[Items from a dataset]
%%

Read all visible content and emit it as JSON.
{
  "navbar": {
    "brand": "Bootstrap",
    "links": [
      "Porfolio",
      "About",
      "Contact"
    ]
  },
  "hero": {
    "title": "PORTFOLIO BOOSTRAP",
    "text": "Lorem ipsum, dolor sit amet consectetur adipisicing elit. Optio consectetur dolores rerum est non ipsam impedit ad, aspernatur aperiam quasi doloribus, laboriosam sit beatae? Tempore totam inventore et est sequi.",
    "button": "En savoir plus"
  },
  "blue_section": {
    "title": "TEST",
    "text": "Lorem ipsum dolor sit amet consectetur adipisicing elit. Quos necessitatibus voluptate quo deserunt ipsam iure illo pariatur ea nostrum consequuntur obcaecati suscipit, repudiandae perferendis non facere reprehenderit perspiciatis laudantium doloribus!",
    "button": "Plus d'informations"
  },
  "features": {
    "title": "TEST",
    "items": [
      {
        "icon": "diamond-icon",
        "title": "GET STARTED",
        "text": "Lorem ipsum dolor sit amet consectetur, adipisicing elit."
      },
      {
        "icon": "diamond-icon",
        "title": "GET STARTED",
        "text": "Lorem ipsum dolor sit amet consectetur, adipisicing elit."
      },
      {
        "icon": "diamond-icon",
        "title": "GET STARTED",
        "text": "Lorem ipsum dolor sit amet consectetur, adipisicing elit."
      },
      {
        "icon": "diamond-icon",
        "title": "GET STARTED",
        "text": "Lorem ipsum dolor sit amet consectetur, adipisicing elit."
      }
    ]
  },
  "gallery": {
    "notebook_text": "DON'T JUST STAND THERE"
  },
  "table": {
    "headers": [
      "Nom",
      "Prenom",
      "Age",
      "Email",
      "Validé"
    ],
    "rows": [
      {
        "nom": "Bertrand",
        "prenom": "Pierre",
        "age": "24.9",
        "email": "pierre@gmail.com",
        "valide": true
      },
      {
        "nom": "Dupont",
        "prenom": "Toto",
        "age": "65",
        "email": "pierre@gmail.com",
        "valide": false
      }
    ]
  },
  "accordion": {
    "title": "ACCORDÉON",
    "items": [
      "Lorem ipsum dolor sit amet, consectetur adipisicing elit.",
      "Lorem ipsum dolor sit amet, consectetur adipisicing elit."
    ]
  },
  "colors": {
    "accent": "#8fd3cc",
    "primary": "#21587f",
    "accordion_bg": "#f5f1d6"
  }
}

%%

What is asked:
Give the listing above again, word for word.

Task solution:
Read all visible content and emit it as JSON.
{
  "navbar": {
    "brand": "Bootstrap",
    "links": [
      "Porfolio",
      "About",
      "Contact"
    ]
  },
  "hero": {
    "title": "PORTFOLIO BOOSTRAP",
    "text": "Lorem ipsum, dolor sit amet consectetur adipisicing elit. Optio consectetur dolores rerum est non ipsam impedit ad, aspernatur aperiam quasi doloribus, laboriosam sit beatae? Tempore totam inventore et est sequi.",
    "button": "En savoir plus"
  },
  "blue_section": {
    "title": "TEST",
    "text": "Lorem ipsum dolor sit amet consectetur adipisicing elit. Quos necessitatibus voluptate quo deserunt ipsam iure illo pariatur ea nostrum consequuntur obcaecati suscipit, repudiandae perferendis non facere reprehenderit perspiciatis laudantium doloribus!",
    "button": "Plus d'informations"
  },
  "features": {
    "title": "TEST",
    "items": [
      {
        "icon": "diamond-icon",
        "title": "GET STARTED",
        "text": "Lorem ipsum dolor sit amet consectetur, adipisicing elit."
      },
      {
        "icon": "diamond-icon",
        "title": "GET STARTED",
        "text": "Lorem ipsum dolor sit amet consectetur, adipisicing elit."
      },
      {
        "icon": "diamond-icon",
        "title": "GET STARTED",
        "text": "Lorem ipsum dolor sit amet consectetur, adipisicing elit."
      },
      {
        "icon": "diamond-icon",
        "title": "GET STARTED",
        "text": "Lorem ipsum dolor sit amet consectetur, adipisicing elit."
      }
    ]
  },
  "gallery": {
    "notebook_text": "DON'T JUST STAND THERE"
  },
  "table": {
    "headers": [
      "Nom",
      "Prenom",
      "Age",
      "Email",
      "Validé"
    ],
    "rows": [
      {
        "nom": "Bertrand",
        "prenom": "Pierre",
        "age": "24.9",
        "email": "pierre@gmail.com",
        "valide": true
      },
      {
        "nom": "Dupont",
        "prenom": "Toto",
        "age": "65",
        "email": "pierre@gmail.com",
        "valide": false
      }
    ]
  },
  "accordion": {
    "title": "ACCORDÉON",
    "items": [
      "Lorem ipsum dolor sit amet, consectetur adipisicing elit.",
      "Lorem ipsum dolor sit amet, consectetur adipisicing elit."
    ]
  },
  "colors": {
    "accent": "#8fd3cc",
    "primary": "#21587f",
    "accordion_bg": "#f5f1d6"
  }
}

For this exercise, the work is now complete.